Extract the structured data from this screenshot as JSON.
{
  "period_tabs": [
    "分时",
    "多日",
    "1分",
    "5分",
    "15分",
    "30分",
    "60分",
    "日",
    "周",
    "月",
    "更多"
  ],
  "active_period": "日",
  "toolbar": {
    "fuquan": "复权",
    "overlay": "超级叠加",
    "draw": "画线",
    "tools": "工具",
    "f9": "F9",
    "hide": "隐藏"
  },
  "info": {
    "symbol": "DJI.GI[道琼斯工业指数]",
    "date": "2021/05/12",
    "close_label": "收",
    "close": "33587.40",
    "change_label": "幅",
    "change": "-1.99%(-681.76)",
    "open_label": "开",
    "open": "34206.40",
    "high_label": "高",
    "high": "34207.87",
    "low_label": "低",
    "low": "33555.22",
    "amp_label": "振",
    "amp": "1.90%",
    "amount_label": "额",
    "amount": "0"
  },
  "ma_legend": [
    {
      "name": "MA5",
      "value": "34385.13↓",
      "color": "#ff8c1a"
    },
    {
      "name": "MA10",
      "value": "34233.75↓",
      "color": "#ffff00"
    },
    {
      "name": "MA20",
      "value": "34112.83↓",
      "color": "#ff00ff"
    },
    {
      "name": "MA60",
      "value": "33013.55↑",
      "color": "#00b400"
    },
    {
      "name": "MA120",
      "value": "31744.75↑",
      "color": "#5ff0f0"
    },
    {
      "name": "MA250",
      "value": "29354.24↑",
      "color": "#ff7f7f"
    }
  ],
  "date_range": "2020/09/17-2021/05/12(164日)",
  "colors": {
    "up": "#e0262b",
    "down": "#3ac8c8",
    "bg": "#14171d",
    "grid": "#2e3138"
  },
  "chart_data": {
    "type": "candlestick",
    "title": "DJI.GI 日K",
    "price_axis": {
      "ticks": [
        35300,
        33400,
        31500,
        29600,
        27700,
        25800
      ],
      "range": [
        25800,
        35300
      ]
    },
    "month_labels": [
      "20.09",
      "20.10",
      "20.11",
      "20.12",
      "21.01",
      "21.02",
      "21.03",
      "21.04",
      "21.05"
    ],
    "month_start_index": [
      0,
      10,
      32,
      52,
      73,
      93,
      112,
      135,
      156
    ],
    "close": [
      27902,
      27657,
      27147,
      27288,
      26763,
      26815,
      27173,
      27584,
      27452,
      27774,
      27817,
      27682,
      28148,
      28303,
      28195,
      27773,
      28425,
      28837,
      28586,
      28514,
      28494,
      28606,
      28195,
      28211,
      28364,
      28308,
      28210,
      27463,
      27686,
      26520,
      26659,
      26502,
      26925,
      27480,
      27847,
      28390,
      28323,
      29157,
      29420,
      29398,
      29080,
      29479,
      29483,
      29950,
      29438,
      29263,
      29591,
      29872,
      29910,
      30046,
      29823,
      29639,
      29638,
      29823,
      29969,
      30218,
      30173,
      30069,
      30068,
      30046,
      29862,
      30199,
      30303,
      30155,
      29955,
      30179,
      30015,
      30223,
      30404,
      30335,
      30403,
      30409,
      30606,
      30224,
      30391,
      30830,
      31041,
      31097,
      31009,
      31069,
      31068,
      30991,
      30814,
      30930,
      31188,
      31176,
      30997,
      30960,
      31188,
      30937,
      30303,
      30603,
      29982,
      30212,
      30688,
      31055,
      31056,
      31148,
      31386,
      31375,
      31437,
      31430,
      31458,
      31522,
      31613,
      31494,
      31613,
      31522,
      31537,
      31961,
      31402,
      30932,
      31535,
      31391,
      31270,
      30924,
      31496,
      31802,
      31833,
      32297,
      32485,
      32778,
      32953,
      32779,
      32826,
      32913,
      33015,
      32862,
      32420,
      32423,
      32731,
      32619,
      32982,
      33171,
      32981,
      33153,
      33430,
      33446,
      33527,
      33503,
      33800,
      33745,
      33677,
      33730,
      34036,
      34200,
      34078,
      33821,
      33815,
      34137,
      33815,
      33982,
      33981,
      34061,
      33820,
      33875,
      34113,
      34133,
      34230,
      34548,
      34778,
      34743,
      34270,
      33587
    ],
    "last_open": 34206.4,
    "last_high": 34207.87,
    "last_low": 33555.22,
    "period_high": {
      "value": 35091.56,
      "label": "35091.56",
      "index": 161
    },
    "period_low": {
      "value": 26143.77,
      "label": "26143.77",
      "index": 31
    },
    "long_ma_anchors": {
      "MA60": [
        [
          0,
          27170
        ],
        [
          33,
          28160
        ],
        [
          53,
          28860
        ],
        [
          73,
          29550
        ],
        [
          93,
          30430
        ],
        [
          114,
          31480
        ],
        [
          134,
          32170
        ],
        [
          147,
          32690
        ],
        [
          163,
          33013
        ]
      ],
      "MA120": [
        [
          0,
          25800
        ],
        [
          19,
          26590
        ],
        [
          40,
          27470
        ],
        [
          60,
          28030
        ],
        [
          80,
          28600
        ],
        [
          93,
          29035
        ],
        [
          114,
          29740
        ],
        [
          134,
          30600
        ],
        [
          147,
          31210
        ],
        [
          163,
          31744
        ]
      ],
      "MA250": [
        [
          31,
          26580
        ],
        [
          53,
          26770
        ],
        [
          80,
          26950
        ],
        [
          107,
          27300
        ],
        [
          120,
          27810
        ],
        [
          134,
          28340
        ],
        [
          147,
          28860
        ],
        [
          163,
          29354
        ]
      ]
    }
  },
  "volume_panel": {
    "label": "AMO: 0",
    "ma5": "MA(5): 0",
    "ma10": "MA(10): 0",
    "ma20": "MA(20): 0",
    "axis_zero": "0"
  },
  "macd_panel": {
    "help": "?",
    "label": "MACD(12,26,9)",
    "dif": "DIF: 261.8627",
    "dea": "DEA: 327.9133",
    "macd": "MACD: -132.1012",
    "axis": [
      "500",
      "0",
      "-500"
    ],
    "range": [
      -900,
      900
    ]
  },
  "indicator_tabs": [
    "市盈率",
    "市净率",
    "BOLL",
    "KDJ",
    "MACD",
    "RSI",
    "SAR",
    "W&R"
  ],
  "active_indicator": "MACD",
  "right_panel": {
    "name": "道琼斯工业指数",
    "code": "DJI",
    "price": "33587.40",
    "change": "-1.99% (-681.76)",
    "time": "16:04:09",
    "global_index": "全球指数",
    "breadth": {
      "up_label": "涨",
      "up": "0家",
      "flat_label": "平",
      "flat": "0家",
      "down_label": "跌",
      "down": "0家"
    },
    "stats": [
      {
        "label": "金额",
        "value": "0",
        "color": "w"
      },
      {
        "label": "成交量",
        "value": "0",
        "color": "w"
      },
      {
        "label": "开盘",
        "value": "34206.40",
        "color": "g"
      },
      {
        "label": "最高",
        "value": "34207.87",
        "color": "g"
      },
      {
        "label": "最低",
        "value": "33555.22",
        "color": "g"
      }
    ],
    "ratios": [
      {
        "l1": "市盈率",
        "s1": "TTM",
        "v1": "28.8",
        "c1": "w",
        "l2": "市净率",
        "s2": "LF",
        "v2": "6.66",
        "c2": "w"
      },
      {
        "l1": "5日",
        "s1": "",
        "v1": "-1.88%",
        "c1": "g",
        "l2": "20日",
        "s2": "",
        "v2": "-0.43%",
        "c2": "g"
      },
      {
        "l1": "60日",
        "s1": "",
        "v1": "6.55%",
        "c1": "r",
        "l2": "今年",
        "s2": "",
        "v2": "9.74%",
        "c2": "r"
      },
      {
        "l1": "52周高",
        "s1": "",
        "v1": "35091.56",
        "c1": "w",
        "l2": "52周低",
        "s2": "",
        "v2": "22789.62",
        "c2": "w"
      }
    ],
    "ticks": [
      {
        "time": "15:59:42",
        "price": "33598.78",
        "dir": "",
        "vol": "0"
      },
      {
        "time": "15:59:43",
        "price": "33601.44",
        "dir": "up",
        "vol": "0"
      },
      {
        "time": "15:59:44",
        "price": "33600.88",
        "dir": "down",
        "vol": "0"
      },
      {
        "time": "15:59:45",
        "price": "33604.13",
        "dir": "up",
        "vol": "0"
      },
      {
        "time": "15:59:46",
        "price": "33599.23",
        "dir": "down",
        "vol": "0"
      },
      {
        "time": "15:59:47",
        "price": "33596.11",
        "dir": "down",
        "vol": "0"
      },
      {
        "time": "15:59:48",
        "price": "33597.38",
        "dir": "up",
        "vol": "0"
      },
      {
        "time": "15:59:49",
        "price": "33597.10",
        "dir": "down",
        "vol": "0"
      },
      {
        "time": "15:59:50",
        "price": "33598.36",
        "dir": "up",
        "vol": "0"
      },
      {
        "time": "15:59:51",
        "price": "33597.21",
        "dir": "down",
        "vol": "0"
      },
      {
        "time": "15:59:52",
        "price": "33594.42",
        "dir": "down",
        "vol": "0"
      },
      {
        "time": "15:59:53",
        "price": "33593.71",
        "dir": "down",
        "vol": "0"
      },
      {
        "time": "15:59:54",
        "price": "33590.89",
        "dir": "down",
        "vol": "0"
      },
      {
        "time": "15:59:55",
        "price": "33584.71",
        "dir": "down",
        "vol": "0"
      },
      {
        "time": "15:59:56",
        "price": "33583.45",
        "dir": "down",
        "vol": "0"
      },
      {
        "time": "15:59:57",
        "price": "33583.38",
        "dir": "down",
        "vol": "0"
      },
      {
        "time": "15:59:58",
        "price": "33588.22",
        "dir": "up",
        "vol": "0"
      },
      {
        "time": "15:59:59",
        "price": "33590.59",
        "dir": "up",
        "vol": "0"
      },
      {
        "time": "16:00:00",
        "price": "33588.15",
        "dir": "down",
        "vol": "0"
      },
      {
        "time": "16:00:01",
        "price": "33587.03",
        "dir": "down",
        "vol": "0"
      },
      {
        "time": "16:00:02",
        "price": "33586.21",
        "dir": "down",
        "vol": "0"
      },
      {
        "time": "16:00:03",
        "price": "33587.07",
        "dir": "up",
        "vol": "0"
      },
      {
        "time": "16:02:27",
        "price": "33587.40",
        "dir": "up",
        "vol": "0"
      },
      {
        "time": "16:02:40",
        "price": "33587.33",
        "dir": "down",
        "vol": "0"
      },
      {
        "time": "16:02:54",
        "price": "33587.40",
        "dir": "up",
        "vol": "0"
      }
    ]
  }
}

- - -

• _Aim_: Of the lines in the records, determine how many contain the word "name", and report that number alone.

• _The result_: 7